Begin Provided entries

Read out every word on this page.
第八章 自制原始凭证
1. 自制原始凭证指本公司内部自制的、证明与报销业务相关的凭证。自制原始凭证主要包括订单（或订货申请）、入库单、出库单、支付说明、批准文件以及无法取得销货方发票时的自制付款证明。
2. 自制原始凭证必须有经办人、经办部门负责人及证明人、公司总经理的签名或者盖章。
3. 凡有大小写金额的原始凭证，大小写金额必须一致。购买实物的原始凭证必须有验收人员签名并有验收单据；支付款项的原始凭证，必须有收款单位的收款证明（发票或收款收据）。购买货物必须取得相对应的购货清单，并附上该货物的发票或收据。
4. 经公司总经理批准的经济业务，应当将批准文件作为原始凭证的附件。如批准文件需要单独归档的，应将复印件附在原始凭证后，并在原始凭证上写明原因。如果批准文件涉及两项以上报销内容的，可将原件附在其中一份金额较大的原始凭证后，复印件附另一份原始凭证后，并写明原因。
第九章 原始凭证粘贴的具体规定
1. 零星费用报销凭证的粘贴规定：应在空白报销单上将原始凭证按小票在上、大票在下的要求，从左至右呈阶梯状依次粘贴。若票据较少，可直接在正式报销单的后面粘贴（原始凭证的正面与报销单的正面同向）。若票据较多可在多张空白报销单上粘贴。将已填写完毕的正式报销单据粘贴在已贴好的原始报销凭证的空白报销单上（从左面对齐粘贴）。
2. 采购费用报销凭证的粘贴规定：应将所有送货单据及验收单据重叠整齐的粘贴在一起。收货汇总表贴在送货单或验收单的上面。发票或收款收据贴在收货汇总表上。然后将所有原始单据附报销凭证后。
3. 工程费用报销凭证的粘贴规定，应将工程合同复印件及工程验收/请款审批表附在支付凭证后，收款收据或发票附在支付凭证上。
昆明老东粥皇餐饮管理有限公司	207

End Provided entries

> Task to carry out
Reproduce every record above exactly as it appears.

> Written reply
Read out every word on this page.
第八章 自制原始凭证
1. 自制原始凭证指本公司内部自制的、证明与报销业务相关的凭证。自制原始凭证主要包括订单（或订货申请）、入库单、出库单、支付说明、批准文件以及无法取得销货方发票时的自制付款证明。
2. 自制原始凭证必须有经办人、经办部门负责人及证明人、公司总经理的签名或者盖章。
3. 凡有大小写金额的原始凭证，大小写金额必须一致。购买实物的原始凭证必须有验收人员签名并有验收单据；支付款项的原始凭证，必须有收款单位的收款证明（发票或收款收据）。购买货物必须取得相对应的购货清单，并附上该货物的发票或收据。
4. 经公司总经理批准的经济业务，应当将批准文件作为原始凭证的附件。如批准文件需要单独归档的，应将复印件附在原始凭证后，并在原始凭证上写明原因。如果批准文件涉及两项以上报销内容的，可将原件附在其中一份金额较大的原始凭证后，复印件附另一份原始凭证后，并写明原因。
第九章 原始凭证粘贴的具体规定
1. 零星费用报销凭证的粘贴规定：应在空白报销单上将原始凭证按小票在上、大票在下的要求，从左至右呈阶梯状依次粘贴。若票据较少，可直接在正式报销单的后面粘贴（原始凭证的正面与报销单的正面同向）。若票据较多可在多张空白报销单上粘贴。将已填写完毕的正式报销单据粘贴在已贴好的原始报销凭证的空白报销单上（从左面对齐粘贴）。
2. 采购费用报销凭证的粘贴规定：应将所有送货单据及验收单据重叠整齐的粘贴在一起。收货汇总表贴在送货单或验收单的上面。发票或收款收据贴在收货汇总表上。然后将所有原始单据附报销凭证后。
3. 工程费用报销凭证的粘贴规定，应将工程合同复印件及工程验收/请款审批表附在支付凭证后，收款收据或发票附在支付凭证上。
昆明老东粥皇餐饮管理有限公司	207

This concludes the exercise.